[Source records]
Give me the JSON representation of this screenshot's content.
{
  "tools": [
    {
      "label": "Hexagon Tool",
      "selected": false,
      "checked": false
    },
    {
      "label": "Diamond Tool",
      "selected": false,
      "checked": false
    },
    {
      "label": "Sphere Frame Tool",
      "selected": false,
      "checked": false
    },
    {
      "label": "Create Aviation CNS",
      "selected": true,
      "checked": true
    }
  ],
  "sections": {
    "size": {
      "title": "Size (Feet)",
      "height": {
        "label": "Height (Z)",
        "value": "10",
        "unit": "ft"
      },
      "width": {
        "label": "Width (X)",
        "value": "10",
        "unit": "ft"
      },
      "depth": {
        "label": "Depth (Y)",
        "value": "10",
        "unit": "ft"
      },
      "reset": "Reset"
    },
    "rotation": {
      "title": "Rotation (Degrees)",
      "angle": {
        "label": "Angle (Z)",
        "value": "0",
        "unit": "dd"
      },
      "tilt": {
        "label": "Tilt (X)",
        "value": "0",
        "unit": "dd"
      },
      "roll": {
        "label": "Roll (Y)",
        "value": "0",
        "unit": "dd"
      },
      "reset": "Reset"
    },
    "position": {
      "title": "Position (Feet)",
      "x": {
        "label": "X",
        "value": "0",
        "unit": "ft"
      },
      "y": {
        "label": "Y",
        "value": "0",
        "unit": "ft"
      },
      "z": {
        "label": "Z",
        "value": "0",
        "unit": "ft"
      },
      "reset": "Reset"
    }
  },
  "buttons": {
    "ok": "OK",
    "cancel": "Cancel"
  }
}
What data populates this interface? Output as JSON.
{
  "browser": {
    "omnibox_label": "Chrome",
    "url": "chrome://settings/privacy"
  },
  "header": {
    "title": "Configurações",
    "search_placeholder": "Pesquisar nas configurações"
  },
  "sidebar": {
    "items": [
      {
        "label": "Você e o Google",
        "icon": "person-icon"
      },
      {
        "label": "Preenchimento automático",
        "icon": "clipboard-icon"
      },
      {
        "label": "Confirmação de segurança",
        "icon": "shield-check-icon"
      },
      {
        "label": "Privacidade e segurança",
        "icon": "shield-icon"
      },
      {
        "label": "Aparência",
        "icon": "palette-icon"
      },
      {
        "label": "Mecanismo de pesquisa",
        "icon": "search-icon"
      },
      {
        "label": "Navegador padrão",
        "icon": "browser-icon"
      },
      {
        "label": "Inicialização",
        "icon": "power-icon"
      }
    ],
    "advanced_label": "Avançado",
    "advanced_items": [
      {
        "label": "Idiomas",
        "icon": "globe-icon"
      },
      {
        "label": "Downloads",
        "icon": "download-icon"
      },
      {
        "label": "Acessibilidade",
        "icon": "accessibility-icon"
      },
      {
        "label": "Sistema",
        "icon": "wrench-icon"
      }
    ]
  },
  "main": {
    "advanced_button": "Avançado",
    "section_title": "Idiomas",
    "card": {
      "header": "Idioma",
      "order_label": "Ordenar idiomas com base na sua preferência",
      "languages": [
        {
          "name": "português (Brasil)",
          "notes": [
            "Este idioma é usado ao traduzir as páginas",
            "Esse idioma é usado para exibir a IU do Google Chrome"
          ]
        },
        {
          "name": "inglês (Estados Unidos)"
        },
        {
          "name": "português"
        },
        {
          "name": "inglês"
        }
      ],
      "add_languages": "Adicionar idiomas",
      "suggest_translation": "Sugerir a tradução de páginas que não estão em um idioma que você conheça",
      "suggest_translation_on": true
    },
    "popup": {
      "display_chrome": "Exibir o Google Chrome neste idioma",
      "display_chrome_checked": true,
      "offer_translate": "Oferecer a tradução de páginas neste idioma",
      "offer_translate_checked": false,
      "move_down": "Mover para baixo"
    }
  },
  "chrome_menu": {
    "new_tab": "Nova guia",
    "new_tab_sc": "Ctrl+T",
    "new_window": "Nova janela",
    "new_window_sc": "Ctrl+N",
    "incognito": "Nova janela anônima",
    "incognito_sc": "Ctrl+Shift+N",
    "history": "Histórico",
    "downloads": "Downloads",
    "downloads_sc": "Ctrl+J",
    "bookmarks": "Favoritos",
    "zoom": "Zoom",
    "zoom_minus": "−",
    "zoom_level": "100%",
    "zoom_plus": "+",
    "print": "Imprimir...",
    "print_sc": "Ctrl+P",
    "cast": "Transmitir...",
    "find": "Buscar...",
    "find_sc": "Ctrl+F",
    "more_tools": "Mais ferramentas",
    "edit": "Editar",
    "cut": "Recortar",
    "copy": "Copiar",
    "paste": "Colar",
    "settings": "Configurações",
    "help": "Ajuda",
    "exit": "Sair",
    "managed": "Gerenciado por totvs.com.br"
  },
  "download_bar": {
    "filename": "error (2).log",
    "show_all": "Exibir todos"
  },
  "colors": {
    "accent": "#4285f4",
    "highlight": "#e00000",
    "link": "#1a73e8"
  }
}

--

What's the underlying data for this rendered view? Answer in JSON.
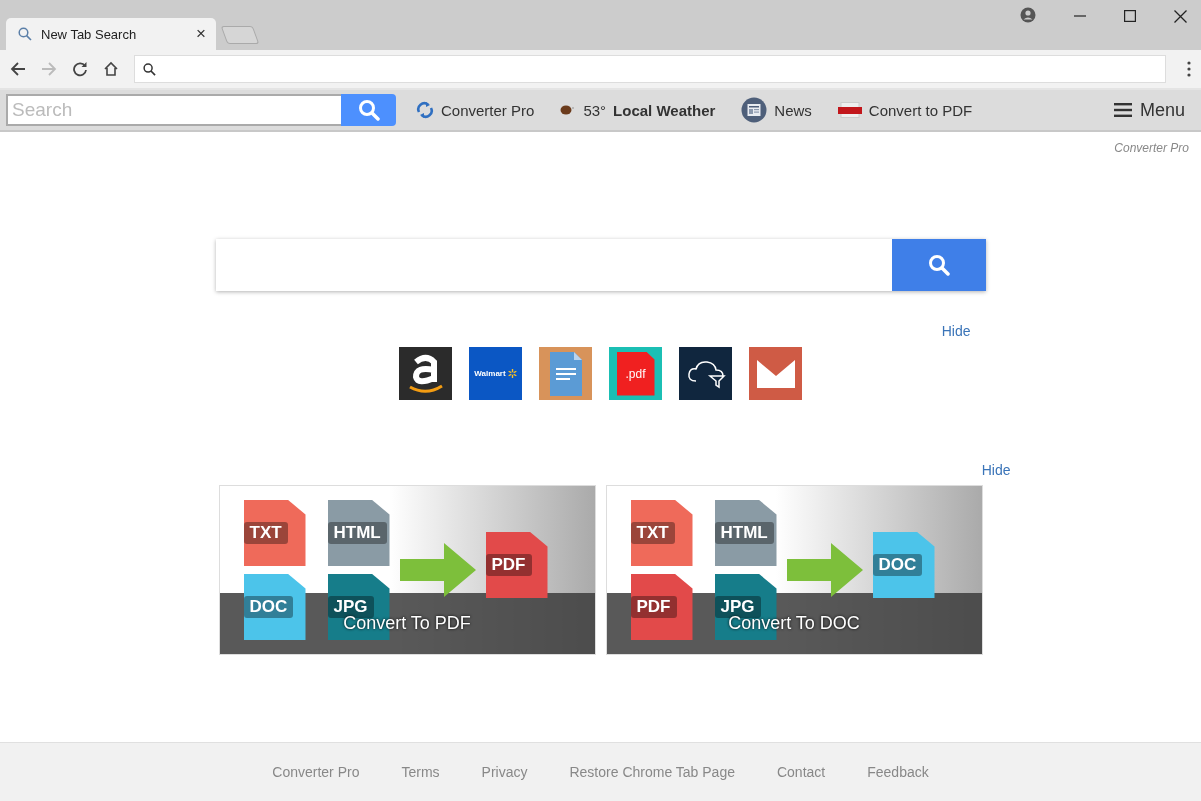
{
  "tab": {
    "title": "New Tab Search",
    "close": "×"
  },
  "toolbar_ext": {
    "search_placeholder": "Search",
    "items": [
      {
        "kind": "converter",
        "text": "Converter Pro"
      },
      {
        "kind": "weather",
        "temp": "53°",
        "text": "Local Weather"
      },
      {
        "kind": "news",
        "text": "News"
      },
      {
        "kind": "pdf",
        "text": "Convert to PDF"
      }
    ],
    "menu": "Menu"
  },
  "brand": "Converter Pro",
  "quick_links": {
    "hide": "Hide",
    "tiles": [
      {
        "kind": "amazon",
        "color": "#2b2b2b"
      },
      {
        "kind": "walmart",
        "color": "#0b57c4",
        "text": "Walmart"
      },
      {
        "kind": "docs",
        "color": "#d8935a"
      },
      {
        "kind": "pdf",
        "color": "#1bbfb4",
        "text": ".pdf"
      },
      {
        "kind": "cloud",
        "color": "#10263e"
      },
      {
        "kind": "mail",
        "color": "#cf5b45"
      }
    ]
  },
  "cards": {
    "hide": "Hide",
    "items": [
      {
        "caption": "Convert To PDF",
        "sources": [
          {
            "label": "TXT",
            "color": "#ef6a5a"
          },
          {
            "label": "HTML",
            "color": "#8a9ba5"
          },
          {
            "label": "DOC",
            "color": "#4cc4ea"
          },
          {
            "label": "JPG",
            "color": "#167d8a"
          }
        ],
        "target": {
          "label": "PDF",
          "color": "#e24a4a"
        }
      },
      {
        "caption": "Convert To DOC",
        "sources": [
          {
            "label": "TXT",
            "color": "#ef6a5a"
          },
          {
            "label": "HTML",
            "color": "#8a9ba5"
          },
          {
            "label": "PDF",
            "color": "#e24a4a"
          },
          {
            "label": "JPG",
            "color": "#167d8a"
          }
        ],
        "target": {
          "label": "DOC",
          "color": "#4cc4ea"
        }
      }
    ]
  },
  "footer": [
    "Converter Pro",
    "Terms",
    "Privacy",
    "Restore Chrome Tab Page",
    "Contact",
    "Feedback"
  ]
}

==

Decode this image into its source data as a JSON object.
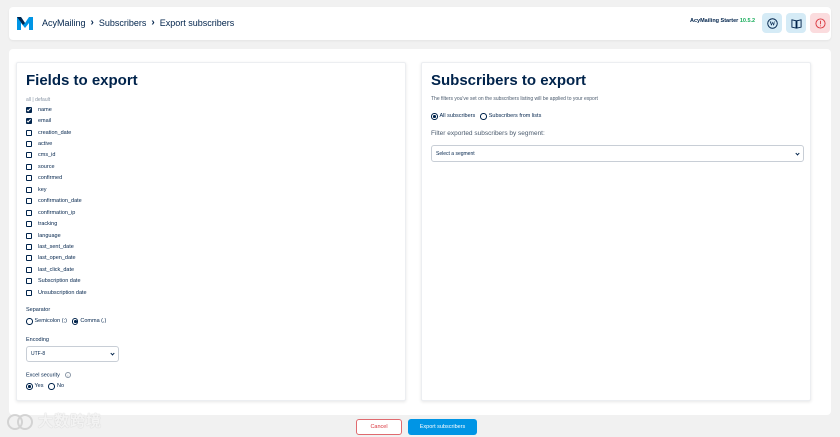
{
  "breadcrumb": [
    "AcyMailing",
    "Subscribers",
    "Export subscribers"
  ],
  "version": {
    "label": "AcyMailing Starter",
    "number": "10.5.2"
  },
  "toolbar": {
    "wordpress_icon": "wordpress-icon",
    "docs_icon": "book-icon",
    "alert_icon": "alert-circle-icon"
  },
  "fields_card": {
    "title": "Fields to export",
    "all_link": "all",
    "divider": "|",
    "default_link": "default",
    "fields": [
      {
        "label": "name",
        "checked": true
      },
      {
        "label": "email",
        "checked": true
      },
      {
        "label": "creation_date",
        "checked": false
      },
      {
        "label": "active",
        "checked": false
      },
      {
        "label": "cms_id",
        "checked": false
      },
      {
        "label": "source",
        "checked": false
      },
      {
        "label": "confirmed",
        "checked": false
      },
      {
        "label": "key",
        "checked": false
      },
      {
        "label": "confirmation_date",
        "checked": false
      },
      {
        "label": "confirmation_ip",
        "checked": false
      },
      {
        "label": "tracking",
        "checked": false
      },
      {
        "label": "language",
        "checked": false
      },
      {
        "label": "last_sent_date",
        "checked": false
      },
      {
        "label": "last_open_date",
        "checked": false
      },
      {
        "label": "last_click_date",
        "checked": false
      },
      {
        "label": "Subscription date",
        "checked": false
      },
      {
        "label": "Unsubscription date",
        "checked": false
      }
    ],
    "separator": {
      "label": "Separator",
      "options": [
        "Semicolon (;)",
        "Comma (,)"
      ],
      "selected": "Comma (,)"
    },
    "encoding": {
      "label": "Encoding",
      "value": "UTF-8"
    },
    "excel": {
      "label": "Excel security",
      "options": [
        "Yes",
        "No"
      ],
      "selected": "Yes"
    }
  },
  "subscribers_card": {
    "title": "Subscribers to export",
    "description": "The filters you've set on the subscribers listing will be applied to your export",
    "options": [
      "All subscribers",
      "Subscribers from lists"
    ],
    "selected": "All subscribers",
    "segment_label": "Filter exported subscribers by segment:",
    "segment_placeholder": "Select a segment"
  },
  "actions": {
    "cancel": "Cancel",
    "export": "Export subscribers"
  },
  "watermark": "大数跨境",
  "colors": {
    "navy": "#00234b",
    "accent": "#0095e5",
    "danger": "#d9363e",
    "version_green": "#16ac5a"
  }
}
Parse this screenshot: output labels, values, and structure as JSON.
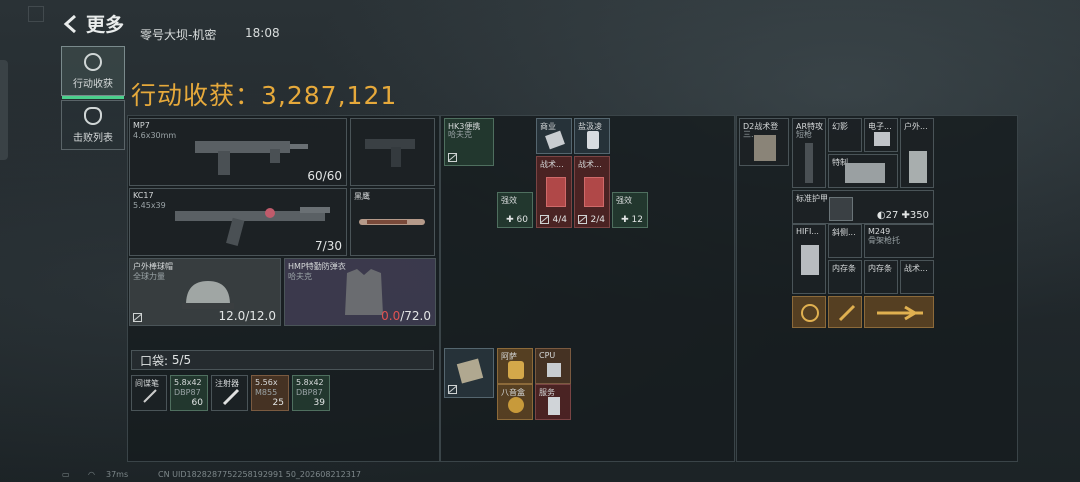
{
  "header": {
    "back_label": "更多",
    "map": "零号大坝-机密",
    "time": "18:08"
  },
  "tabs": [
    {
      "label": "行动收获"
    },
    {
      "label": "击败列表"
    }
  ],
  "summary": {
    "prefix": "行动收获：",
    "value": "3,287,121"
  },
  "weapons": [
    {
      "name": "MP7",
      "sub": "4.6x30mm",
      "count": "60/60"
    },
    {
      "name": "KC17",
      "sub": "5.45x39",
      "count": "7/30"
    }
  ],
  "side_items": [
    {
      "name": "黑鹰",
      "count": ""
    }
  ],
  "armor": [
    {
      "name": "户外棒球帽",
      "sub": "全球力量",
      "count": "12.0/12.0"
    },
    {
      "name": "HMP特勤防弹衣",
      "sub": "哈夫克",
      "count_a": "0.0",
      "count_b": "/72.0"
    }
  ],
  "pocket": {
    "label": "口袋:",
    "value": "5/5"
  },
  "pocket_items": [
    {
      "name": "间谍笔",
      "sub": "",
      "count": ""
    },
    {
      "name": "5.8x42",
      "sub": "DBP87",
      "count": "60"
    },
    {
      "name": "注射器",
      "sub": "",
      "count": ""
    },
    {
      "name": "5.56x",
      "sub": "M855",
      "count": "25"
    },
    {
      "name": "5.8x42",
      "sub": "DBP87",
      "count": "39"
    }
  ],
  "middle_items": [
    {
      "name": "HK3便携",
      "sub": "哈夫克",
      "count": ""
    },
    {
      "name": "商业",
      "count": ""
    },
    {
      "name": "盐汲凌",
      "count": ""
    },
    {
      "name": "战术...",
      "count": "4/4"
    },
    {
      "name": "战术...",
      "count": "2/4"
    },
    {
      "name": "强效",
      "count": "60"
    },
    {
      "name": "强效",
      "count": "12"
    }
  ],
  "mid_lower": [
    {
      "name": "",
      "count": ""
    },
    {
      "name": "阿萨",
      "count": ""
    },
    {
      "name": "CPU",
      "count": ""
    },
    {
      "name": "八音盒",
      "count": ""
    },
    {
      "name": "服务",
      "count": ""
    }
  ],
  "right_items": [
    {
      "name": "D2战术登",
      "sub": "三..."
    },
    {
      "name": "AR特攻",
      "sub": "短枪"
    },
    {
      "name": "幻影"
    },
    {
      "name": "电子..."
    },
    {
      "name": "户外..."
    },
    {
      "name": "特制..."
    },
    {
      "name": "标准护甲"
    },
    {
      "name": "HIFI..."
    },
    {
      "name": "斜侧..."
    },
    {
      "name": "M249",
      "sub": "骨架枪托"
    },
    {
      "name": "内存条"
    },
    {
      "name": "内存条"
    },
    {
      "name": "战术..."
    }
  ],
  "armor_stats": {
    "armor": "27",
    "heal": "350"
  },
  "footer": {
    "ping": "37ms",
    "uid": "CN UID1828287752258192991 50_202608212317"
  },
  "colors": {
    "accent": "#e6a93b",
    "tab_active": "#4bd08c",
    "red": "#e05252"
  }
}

[TASK DETAILS] Only the number is wanted: how many lines of these entries contain the string "selected"?

[WRITTEN RESPONSE] 7